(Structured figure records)
▬▬▬▬▬▬▬▬▬▬
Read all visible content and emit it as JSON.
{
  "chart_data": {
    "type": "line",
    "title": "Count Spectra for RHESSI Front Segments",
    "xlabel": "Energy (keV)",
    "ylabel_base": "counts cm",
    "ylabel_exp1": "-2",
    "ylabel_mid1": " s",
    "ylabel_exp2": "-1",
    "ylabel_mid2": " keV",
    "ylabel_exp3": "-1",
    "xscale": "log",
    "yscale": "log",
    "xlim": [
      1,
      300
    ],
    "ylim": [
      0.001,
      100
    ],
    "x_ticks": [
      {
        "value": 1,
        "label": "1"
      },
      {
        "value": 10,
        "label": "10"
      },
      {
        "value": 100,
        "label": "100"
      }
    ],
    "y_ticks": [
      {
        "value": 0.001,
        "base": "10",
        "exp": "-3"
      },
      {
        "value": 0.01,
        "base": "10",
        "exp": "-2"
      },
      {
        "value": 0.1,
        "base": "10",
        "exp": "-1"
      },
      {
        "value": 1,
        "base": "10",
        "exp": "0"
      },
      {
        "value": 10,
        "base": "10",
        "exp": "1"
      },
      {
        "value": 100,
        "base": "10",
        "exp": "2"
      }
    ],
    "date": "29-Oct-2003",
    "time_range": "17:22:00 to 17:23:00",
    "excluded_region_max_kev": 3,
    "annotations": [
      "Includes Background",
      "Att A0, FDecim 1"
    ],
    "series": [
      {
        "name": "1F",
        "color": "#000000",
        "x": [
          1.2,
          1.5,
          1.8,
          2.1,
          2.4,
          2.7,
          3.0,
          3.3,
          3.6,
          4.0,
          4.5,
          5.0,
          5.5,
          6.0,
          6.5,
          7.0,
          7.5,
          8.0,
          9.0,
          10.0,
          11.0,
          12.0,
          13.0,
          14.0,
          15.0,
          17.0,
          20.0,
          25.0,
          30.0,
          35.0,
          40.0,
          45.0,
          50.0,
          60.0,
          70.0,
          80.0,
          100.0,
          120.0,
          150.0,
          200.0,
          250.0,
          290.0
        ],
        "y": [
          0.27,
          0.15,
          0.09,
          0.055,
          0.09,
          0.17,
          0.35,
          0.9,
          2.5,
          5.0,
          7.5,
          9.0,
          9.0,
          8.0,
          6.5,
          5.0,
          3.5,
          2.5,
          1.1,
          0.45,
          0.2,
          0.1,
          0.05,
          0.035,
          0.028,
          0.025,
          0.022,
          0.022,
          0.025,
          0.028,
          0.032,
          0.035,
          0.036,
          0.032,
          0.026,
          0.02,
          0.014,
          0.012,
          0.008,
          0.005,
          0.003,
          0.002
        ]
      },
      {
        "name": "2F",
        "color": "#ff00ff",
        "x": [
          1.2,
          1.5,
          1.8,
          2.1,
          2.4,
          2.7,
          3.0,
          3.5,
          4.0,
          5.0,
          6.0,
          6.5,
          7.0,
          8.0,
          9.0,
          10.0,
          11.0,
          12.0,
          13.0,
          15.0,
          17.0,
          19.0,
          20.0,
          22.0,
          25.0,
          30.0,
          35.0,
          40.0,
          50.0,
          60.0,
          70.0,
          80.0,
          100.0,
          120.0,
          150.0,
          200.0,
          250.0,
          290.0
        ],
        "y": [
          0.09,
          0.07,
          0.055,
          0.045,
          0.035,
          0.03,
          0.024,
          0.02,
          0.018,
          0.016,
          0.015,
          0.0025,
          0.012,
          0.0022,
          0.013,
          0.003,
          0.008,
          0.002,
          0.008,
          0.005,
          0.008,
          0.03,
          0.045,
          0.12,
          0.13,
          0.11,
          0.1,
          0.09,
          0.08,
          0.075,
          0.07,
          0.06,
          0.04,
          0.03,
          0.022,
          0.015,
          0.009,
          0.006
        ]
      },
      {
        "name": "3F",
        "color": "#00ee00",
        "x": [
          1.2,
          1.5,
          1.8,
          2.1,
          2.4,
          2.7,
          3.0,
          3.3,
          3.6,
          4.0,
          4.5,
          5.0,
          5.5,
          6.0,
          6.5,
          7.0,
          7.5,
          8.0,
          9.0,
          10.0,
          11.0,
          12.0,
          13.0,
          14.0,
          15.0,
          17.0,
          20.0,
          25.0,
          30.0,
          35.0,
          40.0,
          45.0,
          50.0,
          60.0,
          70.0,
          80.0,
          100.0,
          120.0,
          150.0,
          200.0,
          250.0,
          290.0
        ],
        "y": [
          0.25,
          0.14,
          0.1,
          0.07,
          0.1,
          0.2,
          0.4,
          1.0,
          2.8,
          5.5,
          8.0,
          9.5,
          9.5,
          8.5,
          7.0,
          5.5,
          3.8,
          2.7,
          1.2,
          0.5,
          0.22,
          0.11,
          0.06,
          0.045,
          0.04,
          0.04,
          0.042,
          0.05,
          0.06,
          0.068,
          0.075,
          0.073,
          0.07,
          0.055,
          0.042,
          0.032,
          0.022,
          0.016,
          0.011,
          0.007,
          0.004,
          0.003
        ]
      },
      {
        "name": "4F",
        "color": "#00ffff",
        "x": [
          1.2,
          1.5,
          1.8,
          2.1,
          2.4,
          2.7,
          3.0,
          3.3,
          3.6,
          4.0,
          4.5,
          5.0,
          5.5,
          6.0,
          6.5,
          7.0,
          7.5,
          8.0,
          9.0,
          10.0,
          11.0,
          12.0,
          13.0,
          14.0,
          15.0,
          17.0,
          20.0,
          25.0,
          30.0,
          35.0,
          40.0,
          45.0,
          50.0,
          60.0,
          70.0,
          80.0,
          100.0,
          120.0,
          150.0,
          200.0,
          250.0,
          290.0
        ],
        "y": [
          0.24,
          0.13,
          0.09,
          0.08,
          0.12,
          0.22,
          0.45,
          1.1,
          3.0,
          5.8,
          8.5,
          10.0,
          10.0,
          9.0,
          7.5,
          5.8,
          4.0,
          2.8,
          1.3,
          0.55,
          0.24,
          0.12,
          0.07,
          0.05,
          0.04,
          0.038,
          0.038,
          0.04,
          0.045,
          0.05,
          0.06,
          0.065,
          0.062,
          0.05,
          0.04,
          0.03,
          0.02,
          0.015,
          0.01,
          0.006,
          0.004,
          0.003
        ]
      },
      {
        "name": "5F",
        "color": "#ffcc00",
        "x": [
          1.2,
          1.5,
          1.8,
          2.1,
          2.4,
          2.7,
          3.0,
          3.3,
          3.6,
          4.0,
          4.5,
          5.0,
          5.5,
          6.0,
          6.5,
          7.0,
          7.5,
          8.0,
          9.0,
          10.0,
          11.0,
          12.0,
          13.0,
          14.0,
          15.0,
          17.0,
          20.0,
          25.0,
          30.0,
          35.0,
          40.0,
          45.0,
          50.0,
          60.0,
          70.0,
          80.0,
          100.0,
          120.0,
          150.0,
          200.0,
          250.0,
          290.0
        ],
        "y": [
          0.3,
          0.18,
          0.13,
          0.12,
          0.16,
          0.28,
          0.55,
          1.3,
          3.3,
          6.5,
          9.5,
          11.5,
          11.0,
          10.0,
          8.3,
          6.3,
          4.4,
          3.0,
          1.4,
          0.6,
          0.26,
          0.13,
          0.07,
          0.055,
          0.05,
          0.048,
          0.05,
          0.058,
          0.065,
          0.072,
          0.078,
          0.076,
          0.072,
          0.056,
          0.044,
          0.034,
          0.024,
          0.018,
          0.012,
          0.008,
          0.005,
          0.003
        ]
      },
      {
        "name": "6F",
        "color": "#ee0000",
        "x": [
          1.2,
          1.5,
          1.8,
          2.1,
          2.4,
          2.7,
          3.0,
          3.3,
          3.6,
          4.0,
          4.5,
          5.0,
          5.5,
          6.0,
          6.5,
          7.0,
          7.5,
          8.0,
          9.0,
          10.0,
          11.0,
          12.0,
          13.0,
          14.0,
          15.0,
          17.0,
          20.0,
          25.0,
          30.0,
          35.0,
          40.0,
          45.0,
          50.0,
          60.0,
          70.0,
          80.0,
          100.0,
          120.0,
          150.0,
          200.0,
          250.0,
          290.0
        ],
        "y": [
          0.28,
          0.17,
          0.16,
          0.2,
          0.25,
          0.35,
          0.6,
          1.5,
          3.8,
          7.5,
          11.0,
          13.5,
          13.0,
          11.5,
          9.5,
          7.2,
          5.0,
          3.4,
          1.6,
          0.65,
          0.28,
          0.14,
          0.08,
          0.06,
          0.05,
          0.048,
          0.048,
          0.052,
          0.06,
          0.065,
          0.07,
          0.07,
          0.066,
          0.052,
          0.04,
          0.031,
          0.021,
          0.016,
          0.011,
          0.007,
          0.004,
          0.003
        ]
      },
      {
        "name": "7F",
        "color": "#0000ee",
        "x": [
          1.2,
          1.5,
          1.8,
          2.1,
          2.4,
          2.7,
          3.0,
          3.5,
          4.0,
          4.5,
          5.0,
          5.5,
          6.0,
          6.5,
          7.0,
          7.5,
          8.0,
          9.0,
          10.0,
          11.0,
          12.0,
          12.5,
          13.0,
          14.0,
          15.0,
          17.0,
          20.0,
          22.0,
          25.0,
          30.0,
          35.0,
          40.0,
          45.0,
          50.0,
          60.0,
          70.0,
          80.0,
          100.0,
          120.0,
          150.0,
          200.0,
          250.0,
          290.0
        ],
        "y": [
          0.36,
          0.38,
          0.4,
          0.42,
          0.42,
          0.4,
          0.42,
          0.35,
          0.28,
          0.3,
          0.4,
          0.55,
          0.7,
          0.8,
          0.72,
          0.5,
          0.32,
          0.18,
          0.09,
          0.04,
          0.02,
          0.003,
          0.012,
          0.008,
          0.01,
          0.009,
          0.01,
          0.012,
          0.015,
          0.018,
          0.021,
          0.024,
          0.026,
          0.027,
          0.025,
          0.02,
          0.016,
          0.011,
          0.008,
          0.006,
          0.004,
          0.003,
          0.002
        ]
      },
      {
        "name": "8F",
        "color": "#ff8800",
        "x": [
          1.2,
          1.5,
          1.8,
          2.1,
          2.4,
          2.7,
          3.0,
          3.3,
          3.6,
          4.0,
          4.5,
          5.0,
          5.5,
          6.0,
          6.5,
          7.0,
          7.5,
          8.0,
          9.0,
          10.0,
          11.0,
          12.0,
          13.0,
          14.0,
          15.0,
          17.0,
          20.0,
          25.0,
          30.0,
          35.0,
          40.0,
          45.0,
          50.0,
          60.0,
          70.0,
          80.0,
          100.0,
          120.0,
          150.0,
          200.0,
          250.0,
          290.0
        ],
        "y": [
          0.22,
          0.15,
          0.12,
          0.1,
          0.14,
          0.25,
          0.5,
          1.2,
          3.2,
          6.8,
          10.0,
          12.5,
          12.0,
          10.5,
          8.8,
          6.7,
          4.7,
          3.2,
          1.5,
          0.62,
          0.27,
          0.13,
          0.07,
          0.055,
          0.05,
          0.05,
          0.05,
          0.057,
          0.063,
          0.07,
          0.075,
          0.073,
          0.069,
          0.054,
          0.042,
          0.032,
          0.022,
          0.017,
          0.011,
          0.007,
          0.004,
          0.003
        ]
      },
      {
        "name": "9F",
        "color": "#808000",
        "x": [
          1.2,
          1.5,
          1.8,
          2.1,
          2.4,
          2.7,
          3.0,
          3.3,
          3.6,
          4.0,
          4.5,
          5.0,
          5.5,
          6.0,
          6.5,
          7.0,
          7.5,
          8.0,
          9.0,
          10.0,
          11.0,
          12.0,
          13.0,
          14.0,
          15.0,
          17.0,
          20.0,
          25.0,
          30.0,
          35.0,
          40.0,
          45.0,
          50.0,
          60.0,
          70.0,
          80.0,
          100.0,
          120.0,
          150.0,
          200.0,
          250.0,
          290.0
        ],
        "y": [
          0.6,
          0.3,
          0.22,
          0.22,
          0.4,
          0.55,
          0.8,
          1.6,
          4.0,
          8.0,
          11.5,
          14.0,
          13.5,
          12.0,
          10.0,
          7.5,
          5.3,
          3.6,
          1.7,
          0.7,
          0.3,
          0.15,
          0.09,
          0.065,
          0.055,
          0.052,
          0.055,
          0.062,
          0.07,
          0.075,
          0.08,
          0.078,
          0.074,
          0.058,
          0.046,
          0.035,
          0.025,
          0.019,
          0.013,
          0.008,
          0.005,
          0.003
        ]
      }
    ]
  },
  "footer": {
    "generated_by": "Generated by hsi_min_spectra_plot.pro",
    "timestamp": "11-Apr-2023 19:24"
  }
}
▬▬▬▬▬▬▬▬▬▬
Problem to work on -
Using the listing above, show each line holding the string "color".

Problem solution -
        "color": "#000000",
        "color": "#ff00ff",
        "color": "#00ee00",
        "color": "#00ffff",
        "color": "#ffcc00",
        "color": "#ee0000",
        "color": "#0000ee",
        "color": "#ff8800",
        "color": "#808000",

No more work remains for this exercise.